+++ Exercise inputs +++

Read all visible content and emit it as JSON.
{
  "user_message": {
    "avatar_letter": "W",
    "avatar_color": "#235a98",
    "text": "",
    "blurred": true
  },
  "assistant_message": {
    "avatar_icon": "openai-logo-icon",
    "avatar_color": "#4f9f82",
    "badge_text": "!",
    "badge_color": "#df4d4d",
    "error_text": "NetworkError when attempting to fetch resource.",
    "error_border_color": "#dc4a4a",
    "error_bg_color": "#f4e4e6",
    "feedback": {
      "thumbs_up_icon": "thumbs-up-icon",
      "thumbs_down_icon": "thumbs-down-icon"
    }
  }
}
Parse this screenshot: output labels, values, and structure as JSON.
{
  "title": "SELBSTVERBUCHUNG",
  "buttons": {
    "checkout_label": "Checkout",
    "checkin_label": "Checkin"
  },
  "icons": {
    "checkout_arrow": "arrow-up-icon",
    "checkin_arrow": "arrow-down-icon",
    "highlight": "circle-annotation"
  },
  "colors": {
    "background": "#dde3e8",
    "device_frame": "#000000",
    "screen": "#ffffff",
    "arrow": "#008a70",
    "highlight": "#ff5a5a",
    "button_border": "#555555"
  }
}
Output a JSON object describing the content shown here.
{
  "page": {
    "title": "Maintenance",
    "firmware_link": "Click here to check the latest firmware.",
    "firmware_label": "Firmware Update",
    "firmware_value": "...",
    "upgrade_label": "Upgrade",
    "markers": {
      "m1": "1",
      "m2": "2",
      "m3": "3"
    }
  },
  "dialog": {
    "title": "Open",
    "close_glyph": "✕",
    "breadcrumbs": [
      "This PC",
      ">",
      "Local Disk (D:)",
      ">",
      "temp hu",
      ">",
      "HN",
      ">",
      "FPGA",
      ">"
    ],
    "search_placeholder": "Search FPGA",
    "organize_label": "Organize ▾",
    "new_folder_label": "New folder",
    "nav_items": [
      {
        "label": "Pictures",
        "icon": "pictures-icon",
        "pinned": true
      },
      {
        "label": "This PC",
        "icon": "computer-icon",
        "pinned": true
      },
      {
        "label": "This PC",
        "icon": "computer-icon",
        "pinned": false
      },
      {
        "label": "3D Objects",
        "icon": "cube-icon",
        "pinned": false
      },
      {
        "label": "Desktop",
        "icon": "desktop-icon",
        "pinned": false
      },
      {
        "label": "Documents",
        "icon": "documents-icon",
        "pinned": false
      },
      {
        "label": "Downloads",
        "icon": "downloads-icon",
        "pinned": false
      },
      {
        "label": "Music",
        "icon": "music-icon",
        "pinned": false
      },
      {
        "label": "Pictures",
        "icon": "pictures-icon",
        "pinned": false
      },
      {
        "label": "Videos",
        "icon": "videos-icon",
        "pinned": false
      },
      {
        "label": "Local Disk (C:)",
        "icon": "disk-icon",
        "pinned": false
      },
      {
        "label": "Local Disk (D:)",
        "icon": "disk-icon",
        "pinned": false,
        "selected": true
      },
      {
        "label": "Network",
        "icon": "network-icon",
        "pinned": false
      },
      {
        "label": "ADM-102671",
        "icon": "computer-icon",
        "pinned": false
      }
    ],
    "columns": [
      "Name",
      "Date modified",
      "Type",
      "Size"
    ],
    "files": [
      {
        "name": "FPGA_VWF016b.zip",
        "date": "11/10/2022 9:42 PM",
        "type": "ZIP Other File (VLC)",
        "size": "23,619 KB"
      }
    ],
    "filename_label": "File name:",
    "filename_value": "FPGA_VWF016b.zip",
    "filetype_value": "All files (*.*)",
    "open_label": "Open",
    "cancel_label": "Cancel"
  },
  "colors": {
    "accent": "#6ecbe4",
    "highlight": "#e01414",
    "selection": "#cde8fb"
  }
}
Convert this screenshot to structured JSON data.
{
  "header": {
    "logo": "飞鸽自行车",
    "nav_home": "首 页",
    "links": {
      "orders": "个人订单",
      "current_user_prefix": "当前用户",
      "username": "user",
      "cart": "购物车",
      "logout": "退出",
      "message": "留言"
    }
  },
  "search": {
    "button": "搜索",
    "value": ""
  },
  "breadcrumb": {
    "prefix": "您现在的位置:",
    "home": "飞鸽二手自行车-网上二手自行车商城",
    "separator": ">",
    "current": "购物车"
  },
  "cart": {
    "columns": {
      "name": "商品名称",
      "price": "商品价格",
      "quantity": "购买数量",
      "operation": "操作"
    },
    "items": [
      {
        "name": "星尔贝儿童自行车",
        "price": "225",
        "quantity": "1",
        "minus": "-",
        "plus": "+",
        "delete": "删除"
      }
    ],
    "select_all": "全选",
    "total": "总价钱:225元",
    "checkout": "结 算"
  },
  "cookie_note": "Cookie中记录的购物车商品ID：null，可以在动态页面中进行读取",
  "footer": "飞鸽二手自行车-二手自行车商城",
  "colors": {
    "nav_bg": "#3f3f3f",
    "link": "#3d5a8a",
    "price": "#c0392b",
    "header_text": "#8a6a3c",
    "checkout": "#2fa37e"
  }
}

+++

- _Task prompt_
Keep only those lines of the records that hold "here", and return them.

- _Written response_
Output a JSON object describing the content shown here.
    "firmware_link": "Click here to check the latest firmware.",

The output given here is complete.